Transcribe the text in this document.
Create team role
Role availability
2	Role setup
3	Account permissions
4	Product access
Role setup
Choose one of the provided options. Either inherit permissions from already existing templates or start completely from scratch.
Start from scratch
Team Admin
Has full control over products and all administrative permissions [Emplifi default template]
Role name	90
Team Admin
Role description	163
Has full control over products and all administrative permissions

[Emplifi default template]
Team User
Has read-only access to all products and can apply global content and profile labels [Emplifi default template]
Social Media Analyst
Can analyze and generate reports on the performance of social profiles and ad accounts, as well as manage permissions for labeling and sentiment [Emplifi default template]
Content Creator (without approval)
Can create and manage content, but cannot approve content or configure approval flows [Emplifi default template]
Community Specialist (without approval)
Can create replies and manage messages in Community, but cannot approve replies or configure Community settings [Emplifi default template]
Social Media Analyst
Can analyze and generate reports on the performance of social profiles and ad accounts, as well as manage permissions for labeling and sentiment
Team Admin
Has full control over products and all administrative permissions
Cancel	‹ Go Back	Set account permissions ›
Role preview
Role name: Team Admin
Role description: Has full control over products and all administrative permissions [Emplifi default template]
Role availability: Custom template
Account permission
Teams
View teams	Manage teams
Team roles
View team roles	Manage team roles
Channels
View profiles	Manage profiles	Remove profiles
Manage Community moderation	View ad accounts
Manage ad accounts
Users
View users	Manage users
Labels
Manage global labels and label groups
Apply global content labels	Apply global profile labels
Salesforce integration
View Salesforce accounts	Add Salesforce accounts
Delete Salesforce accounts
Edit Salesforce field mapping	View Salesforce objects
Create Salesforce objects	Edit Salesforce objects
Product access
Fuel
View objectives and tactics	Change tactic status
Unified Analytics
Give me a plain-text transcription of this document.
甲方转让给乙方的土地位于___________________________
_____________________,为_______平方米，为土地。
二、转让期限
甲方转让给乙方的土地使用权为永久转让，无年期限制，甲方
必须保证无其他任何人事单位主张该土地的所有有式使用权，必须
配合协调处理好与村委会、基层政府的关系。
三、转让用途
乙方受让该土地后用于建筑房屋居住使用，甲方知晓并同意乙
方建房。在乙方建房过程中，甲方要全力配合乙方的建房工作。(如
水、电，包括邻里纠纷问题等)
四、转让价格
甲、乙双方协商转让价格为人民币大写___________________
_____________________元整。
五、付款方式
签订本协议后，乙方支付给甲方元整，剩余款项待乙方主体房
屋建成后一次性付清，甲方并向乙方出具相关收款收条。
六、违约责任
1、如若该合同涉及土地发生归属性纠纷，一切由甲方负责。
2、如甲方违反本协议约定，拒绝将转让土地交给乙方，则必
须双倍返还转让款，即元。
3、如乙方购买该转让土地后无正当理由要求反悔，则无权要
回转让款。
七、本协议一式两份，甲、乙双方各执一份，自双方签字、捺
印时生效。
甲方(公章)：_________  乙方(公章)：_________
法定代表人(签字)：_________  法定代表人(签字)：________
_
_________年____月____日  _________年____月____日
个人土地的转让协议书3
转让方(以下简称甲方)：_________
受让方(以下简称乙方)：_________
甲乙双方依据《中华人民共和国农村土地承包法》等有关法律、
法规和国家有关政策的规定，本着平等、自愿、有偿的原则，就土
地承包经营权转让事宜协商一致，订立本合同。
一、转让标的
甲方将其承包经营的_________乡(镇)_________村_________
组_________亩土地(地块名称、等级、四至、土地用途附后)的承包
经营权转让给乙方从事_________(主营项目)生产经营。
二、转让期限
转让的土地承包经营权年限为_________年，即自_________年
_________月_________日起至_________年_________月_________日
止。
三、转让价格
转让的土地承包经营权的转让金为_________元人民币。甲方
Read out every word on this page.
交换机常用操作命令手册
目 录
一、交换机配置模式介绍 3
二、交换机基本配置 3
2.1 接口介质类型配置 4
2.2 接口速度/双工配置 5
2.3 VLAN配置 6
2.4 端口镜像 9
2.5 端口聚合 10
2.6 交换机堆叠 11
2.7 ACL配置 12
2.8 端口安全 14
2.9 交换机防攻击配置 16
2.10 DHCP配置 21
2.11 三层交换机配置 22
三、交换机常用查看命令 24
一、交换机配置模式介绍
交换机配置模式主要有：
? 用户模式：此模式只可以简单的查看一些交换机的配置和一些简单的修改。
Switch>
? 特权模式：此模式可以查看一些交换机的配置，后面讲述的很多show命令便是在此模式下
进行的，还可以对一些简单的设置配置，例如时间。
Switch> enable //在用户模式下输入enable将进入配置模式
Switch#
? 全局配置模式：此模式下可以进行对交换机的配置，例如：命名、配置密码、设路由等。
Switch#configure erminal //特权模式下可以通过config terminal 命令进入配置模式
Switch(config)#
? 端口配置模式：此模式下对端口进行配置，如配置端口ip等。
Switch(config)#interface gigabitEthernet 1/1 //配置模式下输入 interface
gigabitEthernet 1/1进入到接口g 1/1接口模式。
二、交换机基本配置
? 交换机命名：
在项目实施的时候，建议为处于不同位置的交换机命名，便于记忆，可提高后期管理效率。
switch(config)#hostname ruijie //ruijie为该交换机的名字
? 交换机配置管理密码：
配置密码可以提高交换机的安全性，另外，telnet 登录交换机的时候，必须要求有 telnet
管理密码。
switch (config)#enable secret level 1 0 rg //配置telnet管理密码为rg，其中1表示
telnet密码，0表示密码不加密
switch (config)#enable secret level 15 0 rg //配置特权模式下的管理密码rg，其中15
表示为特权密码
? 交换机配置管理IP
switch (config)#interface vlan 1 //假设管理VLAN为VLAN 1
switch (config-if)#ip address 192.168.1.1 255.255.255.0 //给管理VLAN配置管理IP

** What the task asks **
Exactly and exclusively, repeat the lines from the line that contains "Read out every word on this page." through the end of the records, both ends included.

** Solved problem **
Read out every word on this page.
交换机常用操作命令手册
目 录
一、交换机配置模式介绍 3
二、交换机基本配置 3
2.1 接口介质类型配置 4
2.2 接口速度/双工配置 5
2.3 VLAN配置 6
2.4 端口镜像 9
2.5 端口聚合 10
2.6 交换机堆叠 11
2.7 ACL配置 12
2.8 端口安全 14
2.9 交换机防攻击配置 16
2.10 DHCP配置 21
2.11 三层交换机配置 22
三、交换机常用查看命令 24
一、交换机配置模式介绍
交换机配置模式主要有：
? 用户模式：此模式只可以简单的查看一些交换机的配置和一些简单的修改。
Switch>
? 特权模式：此模式可以查看一些交换机的配置，后面讲述的很多show命令便是在此模式下
进行的，还可以对一些简单的设置配置，例如时间。
Switch> enable //在用户模式下输入enable将进入配置模式
Switch#
? 全局配置模式：此模式下可以进行对交换机的配置，例如：命名、配置密码、设路由等。
Switch#configure erminal //特权模式下可以通过config terminal 命令进入配置模式
Switch(config)#
? 端口配置模式：此模式下对端口进行配置，如配置端口ip等。
Switch(config)#interface gigabitEthernet 1/1 //配置模式下输入 interface
gigabitEthernet 1/1进入到接口g 1/1接口模式。
二、交换机基本配置
? 交换机命名：
在项目实施的时候，建议为处于不同位置的交换机命名，便于记忆，可提高后期管理效率。
switch(config)#hostname ruijie //ruijie为该交换机的名字
? 交换机配置管理密码：
配置密码可以提高交换机的安全性，另外，telnet 登录交换机的时候，必须要求有 telnet
管理密码。
switch (config)#enable secret level 1 0 rg //配置telnet管理密码为rg，其中1表示
telnet密码，0表示密码不加密
switch (config)#enable secret level 15 0 rg //配置特权模式下的管理密码rg，其中15
表示为特权密码
? 交换机配置管理IP
switch (config)#interface vlan 1 //假设管理VLAN为VLAN 1
switch (config-if)#ip address 192.168.1.1 255.255.255.0 //给管理VLAN配置管理IP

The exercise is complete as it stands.